**THE EXERCISE:** Scan the lines below; pull out those with "Heimfelderstr".

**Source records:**
________________________________________
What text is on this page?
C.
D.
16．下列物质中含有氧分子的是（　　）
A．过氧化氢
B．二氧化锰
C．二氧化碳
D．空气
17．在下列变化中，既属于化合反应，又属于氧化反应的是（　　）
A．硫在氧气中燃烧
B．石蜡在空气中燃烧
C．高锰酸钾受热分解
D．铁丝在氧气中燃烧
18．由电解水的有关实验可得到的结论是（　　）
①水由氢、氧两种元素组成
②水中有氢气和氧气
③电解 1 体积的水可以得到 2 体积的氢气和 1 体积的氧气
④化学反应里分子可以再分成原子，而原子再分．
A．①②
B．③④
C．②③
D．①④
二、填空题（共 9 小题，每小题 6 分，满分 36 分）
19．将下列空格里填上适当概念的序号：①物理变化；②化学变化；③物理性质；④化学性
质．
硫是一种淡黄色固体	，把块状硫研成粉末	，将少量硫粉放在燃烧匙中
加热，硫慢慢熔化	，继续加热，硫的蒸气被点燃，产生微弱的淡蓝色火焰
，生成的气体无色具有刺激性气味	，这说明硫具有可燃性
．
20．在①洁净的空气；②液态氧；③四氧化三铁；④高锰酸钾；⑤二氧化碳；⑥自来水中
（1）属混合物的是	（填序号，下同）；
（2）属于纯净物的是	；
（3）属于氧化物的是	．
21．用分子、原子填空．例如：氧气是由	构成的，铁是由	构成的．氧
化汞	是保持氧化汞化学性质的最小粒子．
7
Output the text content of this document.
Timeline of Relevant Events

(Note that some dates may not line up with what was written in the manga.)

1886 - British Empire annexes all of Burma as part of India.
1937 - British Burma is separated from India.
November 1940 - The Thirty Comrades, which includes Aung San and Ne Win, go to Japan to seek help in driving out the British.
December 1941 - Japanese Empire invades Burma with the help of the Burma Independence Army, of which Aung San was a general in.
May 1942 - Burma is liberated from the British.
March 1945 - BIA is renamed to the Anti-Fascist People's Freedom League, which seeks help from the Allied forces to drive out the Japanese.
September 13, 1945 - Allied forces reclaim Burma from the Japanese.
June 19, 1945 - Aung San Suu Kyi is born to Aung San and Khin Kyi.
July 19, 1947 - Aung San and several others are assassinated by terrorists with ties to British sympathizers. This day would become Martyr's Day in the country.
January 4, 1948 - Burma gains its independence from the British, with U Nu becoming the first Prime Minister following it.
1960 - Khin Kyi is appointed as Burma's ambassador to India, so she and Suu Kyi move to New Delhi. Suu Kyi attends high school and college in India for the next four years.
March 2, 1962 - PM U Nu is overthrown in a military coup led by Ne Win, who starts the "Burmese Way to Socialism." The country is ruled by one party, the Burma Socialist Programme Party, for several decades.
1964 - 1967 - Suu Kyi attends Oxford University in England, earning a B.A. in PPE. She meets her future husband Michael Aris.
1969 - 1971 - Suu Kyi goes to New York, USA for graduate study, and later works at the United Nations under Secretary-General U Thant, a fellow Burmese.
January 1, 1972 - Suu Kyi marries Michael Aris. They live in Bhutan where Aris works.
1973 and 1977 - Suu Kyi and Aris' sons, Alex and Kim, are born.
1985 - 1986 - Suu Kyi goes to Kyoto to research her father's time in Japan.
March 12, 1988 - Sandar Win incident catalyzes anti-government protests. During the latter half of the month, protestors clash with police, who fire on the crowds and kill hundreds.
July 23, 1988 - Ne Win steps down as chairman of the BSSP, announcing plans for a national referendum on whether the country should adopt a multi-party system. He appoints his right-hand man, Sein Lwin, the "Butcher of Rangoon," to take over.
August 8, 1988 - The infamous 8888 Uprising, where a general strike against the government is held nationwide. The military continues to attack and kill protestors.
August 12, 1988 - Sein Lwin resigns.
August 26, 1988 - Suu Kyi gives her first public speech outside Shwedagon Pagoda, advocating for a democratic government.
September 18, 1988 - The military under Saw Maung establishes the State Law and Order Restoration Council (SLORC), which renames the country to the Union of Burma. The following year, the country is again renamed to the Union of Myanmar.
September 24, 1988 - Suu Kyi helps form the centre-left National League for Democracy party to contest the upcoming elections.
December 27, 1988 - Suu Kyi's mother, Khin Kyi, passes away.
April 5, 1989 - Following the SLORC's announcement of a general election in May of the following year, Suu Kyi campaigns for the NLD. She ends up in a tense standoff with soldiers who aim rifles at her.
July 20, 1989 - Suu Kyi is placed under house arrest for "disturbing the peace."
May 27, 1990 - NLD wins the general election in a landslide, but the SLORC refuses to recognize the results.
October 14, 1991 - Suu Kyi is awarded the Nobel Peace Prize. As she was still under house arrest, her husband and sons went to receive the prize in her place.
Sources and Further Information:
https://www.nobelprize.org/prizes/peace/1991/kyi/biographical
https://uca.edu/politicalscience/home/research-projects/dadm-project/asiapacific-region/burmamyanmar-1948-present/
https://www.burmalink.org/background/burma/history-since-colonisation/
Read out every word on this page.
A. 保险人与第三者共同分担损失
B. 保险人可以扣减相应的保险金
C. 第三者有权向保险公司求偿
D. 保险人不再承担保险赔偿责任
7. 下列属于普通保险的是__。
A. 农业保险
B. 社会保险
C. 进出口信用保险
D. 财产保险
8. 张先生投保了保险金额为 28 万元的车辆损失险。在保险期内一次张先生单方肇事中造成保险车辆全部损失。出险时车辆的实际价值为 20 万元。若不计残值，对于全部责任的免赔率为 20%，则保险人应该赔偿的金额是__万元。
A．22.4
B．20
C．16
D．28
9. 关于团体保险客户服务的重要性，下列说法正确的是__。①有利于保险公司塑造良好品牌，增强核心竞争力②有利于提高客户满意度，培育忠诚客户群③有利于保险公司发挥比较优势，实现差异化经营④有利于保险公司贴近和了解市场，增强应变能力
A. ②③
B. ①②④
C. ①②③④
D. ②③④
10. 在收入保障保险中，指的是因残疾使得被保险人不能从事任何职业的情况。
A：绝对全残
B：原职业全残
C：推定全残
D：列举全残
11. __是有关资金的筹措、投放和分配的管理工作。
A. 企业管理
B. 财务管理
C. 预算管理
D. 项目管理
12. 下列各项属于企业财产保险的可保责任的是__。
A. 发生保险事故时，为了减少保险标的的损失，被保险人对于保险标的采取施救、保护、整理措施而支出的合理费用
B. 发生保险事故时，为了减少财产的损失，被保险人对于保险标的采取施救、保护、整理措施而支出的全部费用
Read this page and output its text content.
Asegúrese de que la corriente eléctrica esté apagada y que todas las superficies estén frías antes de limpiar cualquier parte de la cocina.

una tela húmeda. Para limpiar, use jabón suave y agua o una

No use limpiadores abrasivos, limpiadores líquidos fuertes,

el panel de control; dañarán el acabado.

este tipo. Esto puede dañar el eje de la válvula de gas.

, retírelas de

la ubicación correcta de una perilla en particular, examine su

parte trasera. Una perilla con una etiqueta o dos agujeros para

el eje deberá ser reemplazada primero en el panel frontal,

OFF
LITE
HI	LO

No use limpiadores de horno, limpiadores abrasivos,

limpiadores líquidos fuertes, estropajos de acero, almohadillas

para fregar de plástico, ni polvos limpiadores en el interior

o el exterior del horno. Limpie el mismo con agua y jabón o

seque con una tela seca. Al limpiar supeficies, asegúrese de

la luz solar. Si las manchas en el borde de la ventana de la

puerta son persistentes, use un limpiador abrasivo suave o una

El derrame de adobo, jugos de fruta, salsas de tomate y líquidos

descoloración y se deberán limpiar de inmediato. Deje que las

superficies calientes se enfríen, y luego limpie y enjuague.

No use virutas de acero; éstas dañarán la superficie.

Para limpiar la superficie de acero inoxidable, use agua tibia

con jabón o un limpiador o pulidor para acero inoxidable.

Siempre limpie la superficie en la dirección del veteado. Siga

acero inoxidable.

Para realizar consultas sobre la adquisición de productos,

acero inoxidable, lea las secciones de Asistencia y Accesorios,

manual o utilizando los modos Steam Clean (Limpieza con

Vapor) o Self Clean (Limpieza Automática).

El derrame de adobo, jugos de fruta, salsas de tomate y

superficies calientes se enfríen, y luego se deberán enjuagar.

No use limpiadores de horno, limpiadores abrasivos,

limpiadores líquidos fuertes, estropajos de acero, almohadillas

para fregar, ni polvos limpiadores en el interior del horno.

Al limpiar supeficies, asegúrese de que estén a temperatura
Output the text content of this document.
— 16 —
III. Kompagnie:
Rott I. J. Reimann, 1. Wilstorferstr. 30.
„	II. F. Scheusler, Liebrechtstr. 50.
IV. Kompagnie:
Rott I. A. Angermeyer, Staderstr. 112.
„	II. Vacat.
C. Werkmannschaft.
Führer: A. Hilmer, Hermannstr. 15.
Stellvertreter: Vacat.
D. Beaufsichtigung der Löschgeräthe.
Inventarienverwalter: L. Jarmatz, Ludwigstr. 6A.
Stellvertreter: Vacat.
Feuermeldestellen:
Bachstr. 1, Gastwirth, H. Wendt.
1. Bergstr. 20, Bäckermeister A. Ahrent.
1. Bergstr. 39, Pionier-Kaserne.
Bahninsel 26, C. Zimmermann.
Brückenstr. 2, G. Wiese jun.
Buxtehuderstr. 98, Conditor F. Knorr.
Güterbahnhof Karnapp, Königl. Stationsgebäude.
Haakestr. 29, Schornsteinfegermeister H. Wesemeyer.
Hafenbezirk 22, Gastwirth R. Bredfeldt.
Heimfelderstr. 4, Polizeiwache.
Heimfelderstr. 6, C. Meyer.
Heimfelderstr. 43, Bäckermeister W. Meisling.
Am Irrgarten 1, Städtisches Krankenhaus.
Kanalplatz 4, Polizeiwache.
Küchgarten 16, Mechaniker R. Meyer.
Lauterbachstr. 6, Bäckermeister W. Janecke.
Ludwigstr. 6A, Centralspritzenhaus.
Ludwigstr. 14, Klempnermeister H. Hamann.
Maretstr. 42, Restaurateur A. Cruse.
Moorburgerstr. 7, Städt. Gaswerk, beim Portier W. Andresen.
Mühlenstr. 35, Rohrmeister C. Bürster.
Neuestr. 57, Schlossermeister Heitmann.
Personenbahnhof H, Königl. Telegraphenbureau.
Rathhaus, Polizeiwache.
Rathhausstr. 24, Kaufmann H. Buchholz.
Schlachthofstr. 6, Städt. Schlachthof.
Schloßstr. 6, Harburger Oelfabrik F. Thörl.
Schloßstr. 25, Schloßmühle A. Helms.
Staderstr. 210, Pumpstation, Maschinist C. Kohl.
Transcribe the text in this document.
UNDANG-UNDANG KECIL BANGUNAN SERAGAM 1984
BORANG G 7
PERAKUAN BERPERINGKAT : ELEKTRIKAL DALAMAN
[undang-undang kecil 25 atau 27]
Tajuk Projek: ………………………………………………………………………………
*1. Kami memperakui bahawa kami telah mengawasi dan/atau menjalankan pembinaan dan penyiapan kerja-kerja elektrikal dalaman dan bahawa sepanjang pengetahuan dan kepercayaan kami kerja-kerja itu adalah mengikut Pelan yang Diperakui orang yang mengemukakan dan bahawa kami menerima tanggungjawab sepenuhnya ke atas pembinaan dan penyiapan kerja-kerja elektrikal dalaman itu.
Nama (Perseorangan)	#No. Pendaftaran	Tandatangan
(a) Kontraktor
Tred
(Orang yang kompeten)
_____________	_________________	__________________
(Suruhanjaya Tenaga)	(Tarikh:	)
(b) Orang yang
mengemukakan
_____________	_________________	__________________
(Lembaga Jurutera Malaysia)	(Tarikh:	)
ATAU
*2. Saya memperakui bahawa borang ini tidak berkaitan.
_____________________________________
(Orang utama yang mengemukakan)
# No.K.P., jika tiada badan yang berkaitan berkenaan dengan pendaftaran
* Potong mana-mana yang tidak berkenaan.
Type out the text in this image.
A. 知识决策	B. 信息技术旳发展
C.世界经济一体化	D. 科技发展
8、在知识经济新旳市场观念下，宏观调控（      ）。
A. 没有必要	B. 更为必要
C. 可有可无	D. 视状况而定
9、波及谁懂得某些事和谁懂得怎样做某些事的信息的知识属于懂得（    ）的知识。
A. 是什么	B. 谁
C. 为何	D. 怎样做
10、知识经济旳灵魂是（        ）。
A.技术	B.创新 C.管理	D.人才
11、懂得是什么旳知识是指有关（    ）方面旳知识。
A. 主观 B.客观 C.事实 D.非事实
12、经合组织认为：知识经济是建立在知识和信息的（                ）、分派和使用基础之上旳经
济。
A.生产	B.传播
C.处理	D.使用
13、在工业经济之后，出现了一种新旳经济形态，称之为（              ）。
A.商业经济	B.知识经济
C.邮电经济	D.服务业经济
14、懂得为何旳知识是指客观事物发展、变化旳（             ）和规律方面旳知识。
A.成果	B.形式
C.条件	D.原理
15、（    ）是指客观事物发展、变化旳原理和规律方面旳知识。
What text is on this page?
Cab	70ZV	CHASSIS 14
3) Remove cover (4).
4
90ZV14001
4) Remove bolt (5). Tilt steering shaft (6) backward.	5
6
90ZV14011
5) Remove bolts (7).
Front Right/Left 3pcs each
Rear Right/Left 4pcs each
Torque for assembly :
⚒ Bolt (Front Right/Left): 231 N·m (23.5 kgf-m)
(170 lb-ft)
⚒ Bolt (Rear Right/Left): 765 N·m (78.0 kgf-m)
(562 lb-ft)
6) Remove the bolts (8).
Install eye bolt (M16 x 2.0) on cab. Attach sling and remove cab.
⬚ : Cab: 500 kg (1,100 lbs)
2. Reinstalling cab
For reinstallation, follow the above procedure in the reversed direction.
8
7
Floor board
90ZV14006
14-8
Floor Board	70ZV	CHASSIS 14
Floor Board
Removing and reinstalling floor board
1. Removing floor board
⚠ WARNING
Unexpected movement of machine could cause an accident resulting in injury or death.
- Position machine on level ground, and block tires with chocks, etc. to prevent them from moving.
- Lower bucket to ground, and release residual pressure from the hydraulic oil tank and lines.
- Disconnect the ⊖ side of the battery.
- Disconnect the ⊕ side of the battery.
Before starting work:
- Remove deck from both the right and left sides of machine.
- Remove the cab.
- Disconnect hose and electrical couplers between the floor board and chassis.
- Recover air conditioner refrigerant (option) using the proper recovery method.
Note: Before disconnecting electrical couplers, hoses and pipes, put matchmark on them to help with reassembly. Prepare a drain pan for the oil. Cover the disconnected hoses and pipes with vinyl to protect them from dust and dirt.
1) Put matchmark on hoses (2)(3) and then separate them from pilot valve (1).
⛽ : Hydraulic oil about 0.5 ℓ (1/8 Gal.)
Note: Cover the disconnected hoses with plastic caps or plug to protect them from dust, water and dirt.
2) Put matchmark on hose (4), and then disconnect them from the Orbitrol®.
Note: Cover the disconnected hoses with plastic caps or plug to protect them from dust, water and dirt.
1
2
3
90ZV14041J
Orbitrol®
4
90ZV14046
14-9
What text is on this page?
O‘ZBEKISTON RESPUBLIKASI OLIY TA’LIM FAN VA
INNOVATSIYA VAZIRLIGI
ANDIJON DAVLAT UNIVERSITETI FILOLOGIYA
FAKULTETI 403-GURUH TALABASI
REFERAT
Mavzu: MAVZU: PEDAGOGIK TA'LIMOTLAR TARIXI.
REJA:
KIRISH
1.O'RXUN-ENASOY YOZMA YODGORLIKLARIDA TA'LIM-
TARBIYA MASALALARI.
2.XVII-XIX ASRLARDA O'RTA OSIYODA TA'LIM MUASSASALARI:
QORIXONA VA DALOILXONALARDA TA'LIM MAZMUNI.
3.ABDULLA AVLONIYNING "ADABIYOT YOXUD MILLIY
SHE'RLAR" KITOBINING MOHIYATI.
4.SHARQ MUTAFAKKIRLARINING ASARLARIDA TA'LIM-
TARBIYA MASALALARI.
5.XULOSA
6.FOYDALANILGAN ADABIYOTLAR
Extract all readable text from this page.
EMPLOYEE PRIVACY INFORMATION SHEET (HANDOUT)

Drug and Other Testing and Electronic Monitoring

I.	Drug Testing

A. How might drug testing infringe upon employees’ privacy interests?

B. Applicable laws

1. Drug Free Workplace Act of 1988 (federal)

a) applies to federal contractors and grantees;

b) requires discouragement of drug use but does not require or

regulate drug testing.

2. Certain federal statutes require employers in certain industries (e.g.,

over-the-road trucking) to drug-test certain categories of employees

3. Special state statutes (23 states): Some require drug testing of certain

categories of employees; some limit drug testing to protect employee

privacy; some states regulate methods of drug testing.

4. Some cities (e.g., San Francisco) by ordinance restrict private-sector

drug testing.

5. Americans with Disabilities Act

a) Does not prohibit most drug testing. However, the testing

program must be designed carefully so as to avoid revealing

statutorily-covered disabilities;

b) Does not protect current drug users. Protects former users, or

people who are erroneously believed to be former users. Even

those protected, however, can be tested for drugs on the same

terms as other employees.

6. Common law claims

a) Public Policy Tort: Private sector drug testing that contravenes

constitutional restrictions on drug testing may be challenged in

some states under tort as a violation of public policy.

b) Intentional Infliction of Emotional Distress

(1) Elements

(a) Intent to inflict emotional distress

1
________________________________________
**FINAL RESULT:**
Heimfelderstr. 4, Polizeiwache.
Heimfelderstr. 6, C. Meyer.
Heimfelderstr. 43, Bäckermeister W. Meisling.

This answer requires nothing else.